MATERIAL PROVIDED |
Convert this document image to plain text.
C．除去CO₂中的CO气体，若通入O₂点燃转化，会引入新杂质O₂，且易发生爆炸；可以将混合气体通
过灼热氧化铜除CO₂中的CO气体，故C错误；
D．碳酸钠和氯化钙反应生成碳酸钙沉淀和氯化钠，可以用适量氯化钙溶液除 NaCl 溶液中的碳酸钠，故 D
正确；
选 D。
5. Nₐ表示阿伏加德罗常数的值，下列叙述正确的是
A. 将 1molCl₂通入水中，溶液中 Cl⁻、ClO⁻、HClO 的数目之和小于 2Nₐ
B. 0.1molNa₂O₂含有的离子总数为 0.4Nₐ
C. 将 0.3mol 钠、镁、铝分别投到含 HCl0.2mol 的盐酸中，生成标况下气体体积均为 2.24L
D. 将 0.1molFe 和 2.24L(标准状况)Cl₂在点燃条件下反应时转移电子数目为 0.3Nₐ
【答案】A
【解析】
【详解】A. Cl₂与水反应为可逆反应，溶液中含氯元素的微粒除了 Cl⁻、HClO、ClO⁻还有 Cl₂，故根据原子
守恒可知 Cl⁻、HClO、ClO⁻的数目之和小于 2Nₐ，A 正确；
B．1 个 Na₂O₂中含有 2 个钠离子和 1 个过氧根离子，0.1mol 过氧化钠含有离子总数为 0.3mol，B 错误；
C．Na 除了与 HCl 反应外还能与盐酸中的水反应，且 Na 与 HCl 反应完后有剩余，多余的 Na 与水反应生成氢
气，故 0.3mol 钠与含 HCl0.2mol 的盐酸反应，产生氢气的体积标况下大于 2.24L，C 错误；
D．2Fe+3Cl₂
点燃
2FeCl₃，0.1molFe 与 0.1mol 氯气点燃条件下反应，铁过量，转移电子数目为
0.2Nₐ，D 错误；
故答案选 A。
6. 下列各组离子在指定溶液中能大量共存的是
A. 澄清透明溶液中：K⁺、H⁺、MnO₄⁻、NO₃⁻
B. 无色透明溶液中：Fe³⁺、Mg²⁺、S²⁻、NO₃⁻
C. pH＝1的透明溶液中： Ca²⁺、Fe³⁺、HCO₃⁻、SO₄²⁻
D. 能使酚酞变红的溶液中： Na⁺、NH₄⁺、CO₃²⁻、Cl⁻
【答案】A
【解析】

CHALLENGE | Extract all of the data shown above without alteration.

RESULT |
Convert this document image to plain text.
C．除去CO₂中的CO气体，若通入O₂点燃转化，会引入新杂质O₂，且易发生爆炸；可以将混合气体通
过灼热氧化铜除CO₂中的CO气体，故C错误；
D．碳酸钠和氯化钙反应生成碳酸钙沉淀和氯化钠，可以用适量氯化钙溶液除 NaCl 溶液中的碳酸钠，故 D
正确；
选 D。
5. Nₐ表示阿伏加德罗常数的值，下列叙述正确的是
A. 将 1molCl₂通入水中，溶液中 Cl⁻、ClO⁻、HClO 的数目之和小于 2Nₐ
B. 0.1molNa₂O₂含有的离子总数为 0.4Nₐ
C. 将 0.3mol 钠、镁、铝分别投到含 HCl0.2mol 的盐酸中，生成标况下气体体积均为 2.24L
D. 将 0.1molFe 和 2.24L(标准状况)Cl₂在点燃条件下反应时转移电子数目为 0.3Nₐ
【答案】A
【解析】
【详解】A. Cl₂与水反应为可逆反应，溶液中含氯元素的微粒除了 Cl⁻、HClO、ClO⁻还有 Cl₂，故根据原子
守恒可知 Cl⁻、HClO、ClO⁻的数目之和小于 2Nₐ，A 正确；
B．1 个 Na₂O₂中含有 2 个钠离子和 1 个过氧根离子，0.1mol 过氧化钠含有离子总数为 0.3mol，B 错误；
C．Na 除了与 HCl 反应外还能与盐酸中的水反应，且 Na 与 HCl 反应完后有剩余，多余的 Na 与水反应生成氢
气，故 0.3mol 钠与含 HCl0.2mol 的盐酸反应，产生氢气的体积标况下大于 2.24L，C 错误；
D．2Fe+3Cl₂
点燃
2FeCl₃，0.1molFe 与 0.1mol 氯气点燃条件下反应，铁过量，转移电子数目为
0.2Nₐ，D 错误；
故答案选 A。
6. 下列各组离子在指定溶液中能大量共存的是
A. 澄清透明溶液中：K⁺、H⁺、MnO₄⁻、NO₃⁻
B. 无色透明溶液中：Fe³⁺、Mg²⁺、S²⁻、NO₃⁻
C. pH＝1的透明溶液中： Ca²⁺、Fe³⁺、HCO₃⁻、SO₄²⁻
D. 能使酚酞变红的溶液中： Na⁺、NH₄⁺、CO₃²⁻、Cl⁻
【答案】A
【解析】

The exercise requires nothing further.